Work to complete: Provide an exact reproduction of every entry.

— Start of Extracted data —

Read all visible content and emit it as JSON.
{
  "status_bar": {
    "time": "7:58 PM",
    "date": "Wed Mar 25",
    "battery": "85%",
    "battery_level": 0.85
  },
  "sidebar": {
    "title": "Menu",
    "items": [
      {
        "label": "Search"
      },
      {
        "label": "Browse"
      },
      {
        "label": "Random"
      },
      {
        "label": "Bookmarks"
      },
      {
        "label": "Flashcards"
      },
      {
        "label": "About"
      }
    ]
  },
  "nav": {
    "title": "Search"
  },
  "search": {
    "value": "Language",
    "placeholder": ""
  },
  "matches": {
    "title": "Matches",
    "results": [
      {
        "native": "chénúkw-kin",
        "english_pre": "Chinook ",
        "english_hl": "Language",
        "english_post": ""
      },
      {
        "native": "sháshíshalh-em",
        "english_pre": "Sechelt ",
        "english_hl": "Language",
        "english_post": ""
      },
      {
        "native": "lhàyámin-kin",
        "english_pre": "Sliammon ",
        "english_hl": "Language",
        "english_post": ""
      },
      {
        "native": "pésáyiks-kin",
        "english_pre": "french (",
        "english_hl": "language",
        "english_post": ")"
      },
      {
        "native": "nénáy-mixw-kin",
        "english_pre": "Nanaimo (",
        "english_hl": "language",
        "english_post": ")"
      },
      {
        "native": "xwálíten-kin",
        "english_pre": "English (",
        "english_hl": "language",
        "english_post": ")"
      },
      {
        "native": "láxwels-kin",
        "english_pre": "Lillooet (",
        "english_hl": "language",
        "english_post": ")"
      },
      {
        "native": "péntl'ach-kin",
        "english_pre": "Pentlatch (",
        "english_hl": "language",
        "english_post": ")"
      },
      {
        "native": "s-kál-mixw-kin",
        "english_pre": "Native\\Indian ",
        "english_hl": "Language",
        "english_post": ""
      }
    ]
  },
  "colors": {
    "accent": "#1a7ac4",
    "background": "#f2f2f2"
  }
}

— End of Extracted data —

Solution:
Read all visible content and emit it as JSON.
{
  "status_bar": {
    "time": "7:58 PM",
    "date": "Wed Mar 25",
    "battery": "85%",
    "battery_level": 0.85
  },
  "sidebar": {
    "title": "Menu",
    "items": [
      {
        "label": "Search"
      },
      {
        "label": "Browse"
      },
      {
        "label": "Random"
      },
      {
        "label": "Bookmarks"
      },
      {
        "label": "Flashcards"
      },
      {
        "label": "About"
      }
    ]
  },
  "nav": {
    "title": "Search"
  },
  "search": {
    "value": "Language",
    "placeholder": ""
  },
  "matches": {
    "title": "Matches",
    "results": [
      {
        "native": "chénúkw-kin",
        "english_pre": "Chinook ",
        "english_hl": "Language",
        "english_post": ""
      },
      {
        "native": "sháshíshalh-em",
        "english_pre": "Sechelt ",
        "english_hl": "Language",
        "english_post": ""
      },
      {
        "native": "lhàyámin-kin",
        "english_pre": "Sliammon ",
        "english_hl": "Language",
        "english_post": ""
      },
      {
        "native": "pésáyiks-kin",
        "english_pre": "french (",
        "english_hl": "language",
        "english_post": ")"
      },
      {
        "native": "nénáy-mixw-kin",
        "english_pre": "Nanaimo (",
        "english_hl": "language",
        "english_post": ")"
      },
      {
        "native": "xwálíten-kin",
        "english_pre": "English (",
        "english_hl": "language",
        "english_post": ")"
      },
      {
        "native": "láxwels-kin",
        "english_pre": "Lillooet (",
        "english_hl": "language",
        "english_post": ")"
      },
      {
        "native": "péntl'ach-kin",
        "english_pre": "Pentlatch (",
        "english_hl": "language",
        "english_post": ")"
      },
      {
        "native": "s-kál-mixw-kin",
        "english_pre": "Native\\Indian ",
        "english_hl": "Language",
        "english_post": ""
      }
    ]
  },
  "colors": {
    "accent": "#1a7ac4",
    "background": "#f2f2f2"
  }
}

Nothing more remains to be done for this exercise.